What is needed
Scan the following material for the string "Ever" and copy each line in which it appears.

(Records from a dataset)
>> Start

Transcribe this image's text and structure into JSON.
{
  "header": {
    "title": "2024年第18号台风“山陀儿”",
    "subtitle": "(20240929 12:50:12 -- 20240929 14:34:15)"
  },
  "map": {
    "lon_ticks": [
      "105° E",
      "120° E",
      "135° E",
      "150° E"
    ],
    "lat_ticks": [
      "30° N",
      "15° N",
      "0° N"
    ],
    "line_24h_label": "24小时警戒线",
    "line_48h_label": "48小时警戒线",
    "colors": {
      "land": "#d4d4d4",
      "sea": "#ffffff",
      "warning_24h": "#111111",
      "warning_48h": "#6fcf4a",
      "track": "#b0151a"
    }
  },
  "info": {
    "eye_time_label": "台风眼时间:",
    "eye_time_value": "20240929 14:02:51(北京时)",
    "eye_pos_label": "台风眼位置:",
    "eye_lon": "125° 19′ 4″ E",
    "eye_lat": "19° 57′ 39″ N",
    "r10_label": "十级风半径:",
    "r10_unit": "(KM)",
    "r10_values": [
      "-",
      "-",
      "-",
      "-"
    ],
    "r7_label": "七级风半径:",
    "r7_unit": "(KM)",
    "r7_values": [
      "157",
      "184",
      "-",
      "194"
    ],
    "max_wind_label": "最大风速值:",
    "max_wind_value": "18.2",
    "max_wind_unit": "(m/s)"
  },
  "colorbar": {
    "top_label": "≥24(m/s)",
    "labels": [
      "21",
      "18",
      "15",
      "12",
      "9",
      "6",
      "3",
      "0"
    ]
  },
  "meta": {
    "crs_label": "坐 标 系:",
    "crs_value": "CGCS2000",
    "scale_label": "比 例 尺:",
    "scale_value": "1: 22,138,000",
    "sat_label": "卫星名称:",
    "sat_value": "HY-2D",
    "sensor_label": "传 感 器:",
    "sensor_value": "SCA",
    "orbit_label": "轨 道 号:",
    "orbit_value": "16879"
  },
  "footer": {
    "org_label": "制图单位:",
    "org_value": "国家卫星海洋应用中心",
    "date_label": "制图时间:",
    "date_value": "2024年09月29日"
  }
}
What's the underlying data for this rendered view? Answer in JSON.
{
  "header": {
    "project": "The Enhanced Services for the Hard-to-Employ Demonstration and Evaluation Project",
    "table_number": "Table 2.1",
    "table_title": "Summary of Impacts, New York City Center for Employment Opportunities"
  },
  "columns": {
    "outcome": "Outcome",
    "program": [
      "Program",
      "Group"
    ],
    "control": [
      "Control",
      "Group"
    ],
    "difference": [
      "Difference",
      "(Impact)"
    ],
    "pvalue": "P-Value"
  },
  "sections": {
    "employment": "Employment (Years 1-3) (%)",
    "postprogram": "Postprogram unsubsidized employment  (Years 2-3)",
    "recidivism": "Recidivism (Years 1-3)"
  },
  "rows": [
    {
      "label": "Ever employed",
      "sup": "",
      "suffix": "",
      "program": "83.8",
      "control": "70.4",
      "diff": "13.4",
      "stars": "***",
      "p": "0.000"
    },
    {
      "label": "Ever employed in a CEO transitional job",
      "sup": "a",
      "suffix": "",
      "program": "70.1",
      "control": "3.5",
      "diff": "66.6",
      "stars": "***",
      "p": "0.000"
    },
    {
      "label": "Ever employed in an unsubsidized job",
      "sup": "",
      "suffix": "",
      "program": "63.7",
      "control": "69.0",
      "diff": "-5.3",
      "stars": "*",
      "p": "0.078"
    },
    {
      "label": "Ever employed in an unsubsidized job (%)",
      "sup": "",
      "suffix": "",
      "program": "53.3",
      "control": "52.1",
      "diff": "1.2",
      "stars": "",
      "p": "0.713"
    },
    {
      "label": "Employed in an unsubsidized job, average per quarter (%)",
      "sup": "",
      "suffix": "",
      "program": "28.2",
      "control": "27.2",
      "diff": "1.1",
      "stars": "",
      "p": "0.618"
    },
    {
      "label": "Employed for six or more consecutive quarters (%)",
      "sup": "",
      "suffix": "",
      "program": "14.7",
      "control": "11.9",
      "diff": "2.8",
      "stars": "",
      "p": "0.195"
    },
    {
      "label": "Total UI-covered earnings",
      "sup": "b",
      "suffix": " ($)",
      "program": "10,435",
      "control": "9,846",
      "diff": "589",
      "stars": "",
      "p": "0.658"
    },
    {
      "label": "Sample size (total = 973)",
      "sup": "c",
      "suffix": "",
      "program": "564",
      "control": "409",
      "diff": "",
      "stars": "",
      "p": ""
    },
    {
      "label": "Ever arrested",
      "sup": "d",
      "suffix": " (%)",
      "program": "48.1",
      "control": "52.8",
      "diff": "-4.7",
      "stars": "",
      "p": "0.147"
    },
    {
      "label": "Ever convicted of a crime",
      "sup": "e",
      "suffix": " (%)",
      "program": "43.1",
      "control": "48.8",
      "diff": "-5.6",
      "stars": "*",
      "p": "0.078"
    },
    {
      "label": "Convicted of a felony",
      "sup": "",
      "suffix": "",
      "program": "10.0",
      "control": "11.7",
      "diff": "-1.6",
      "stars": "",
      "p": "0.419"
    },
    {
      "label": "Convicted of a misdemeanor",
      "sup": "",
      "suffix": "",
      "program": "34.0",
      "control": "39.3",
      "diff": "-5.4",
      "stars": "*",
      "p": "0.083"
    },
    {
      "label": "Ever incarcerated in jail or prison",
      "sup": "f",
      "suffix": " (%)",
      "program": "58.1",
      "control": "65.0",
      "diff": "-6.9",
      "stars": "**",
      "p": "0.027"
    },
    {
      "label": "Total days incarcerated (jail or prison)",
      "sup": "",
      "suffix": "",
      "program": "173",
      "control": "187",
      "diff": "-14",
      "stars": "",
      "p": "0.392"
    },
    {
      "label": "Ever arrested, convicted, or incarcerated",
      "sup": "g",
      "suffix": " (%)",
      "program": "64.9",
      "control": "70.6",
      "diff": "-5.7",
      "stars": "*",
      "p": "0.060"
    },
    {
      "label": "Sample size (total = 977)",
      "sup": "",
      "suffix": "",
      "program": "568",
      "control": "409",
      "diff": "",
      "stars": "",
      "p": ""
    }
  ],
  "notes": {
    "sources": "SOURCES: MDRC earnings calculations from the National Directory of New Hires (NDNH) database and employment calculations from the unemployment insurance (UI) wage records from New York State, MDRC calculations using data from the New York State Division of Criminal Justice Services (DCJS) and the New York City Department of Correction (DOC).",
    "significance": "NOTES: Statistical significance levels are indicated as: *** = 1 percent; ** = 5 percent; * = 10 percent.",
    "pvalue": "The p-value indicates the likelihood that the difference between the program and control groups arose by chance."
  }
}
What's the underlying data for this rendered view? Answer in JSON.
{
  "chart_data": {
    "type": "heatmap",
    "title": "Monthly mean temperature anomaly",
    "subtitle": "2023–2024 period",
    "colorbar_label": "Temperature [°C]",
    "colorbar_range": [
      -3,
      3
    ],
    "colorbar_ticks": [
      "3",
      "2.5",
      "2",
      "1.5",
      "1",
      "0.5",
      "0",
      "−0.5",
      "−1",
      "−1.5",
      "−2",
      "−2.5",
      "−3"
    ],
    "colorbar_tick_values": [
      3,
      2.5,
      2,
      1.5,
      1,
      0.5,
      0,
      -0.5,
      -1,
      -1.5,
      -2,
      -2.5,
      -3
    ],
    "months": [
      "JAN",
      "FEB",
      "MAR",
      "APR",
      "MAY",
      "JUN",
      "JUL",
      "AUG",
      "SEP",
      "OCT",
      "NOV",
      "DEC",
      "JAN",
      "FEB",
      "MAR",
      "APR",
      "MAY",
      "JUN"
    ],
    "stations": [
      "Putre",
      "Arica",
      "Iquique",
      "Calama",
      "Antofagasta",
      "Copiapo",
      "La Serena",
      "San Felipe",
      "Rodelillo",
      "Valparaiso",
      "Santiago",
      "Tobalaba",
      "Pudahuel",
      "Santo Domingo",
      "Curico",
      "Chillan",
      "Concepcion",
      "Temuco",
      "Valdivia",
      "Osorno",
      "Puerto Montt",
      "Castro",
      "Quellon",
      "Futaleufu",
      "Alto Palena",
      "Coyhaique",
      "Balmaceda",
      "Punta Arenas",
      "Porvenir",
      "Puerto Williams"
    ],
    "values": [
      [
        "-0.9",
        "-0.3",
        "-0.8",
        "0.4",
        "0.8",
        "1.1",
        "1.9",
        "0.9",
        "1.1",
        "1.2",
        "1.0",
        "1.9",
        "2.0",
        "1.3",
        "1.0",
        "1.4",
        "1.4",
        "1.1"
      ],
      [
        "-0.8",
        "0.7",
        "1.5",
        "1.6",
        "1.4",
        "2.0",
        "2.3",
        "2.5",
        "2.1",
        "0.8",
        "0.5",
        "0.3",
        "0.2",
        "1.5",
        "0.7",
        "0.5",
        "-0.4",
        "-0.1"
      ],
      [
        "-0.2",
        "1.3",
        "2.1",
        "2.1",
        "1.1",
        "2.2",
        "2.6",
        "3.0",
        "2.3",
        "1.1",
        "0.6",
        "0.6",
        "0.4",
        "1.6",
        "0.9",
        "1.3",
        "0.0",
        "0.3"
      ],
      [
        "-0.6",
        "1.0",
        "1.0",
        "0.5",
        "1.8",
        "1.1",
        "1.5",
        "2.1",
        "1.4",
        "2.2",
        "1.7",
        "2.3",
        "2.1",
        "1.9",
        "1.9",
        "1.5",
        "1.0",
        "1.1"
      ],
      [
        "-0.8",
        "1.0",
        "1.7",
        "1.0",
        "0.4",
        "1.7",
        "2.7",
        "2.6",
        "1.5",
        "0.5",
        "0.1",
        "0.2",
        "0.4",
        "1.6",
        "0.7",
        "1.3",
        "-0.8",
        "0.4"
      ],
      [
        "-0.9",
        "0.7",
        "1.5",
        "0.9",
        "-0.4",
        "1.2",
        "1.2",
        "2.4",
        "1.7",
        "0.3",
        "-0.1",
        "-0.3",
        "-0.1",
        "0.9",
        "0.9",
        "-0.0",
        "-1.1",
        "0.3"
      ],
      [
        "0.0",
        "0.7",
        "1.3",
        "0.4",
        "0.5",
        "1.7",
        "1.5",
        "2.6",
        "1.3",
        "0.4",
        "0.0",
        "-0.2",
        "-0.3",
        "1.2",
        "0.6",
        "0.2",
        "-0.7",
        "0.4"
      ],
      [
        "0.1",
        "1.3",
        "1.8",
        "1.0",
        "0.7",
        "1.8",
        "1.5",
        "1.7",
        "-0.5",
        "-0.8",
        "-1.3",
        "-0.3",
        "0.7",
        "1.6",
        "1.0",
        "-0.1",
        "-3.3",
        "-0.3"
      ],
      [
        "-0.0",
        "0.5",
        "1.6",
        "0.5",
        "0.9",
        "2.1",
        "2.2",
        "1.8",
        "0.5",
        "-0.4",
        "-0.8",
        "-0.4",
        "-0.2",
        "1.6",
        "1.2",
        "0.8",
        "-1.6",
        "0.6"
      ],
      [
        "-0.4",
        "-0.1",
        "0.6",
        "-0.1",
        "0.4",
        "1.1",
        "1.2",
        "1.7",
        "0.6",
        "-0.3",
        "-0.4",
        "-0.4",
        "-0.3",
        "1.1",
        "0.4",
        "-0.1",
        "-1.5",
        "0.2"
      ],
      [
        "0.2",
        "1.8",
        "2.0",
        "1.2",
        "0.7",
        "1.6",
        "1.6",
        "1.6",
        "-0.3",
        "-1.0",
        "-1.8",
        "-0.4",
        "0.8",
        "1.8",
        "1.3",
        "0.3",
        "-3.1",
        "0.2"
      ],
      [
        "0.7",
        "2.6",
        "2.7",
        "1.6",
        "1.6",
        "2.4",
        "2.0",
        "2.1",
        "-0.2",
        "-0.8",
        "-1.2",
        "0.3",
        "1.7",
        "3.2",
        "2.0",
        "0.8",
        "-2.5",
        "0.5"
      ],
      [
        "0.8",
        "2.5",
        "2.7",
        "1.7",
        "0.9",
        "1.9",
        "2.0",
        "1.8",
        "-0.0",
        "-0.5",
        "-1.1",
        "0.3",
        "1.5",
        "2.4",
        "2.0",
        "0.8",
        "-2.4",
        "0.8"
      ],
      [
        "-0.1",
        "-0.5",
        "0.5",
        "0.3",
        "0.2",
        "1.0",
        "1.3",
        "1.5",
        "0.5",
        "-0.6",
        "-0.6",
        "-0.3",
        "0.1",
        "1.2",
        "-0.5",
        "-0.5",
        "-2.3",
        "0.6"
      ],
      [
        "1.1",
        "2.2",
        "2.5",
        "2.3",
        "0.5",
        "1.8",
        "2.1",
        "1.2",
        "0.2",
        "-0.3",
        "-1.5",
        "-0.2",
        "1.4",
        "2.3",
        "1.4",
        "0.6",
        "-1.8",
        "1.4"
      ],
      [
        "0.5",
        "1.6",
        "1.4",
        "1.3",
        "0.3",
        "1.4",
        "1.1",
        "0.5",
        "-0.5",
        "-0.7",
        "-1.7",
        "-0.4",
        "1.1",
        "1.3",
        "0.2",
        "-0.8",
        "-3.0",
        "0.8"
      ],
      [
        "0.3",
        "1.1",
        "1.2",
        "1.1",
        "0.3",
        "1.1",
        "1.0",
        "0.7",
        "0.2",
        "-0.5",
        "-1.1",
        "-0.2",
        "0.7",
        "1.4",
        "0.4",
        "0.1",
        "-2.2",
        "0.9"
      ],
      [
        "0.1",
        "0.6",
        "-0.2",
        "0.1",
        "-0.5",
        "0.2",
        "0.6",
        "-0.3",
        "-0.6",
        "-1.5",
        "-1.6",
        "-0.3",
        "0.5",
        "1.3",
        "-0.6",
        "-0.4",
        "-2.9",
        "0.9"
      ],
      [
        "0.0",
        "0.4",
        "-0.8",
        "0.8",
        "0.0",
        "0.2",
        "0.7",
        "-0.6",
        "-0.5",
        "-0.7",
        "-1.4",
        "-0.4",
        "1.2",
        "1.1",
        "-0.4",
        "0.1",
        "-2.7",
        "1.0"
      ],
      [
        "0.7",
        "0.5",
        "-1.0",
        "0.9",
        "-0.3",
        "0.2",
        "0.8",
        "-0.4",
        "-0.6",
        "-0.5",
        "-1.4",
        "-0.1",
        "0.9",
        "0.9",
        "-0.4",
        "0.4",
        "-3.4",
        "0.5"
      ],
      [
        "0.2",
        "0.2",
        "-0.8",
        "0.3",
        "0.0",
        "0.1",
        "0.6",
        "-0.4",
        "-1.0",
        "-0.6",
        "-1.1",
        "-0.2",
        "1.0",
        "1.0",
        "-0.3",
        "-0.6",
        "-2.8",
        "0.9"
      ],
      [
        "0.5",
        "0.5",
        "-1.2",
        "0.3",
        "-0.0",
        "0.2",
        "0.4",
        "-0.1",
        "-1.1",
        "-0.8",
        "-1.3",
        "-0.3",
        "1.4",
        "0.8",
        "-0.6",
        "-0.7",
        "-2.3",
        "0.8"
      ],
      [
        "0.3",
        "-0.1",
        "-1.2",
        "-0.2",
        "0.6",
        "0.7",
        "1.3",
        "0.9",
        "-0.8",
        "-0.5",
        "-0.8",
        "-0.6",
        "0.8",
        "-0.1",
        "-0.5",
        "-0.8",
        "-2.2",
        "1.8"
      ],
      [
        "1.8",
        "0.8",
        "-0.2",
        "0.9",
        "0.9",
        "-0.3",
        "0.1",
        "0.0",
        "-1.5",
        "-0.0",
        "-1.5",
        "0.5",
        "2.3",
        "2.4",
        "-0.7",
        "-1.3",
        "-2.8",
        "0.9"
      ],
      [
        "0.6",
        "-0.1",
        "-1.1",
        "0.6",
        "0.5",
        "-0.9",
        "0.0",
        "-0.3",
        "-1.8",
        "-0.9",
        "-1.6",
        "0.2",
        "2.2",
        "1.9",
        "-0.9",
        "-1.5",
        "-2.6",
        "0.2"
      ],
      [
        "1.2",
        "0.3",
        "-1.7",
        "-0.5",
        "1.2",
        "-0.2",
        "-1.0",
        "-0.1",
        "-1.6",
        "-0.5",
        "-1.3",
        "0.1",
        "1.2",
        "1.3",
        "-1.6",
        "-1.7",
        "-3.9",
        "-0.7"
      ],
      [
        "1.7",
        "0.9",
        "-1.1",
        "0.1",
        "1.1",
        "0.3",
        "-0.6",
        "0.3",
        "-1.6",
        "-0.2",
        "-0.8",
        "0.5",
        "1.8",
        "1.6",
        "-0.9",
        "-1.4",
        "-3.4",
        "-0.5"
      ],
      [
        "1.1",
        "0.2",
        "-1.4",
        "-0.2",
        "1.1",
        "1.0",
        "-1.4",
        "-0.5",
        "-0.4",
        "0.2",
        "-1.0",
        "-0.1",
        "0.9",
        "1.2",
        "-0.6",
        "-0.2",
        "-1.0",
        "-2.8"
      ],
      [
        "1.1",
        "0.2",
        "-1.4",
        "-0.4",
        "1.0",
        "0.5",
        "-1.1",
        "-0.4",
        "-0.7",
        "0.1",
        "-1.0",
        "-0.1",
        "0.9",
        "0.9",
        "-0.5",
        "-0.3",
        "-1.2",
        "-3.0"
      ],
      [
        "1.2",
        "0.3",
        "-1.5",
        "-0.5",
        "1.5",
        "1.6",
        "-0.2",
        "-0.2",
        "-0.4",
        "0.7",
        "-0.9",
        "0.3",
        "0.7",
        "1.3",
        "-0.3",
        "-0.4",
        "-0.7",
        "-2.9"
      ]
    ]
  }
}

>> End

Problem solution
      "label": "Ever employed",
      "label": "Ever employed in a CEO transitional job",
      "label": "Ever employed in an unsubsidized job",
      "label": "Ever employed in an unsubsidized job (%)",
      "label": "Ever arrested",
      "label": "Ever convicted of a crime",
      "label": "Ever incarcerated in jail or prison",
      "label": "Ever arrested, convicted, or incarcerated",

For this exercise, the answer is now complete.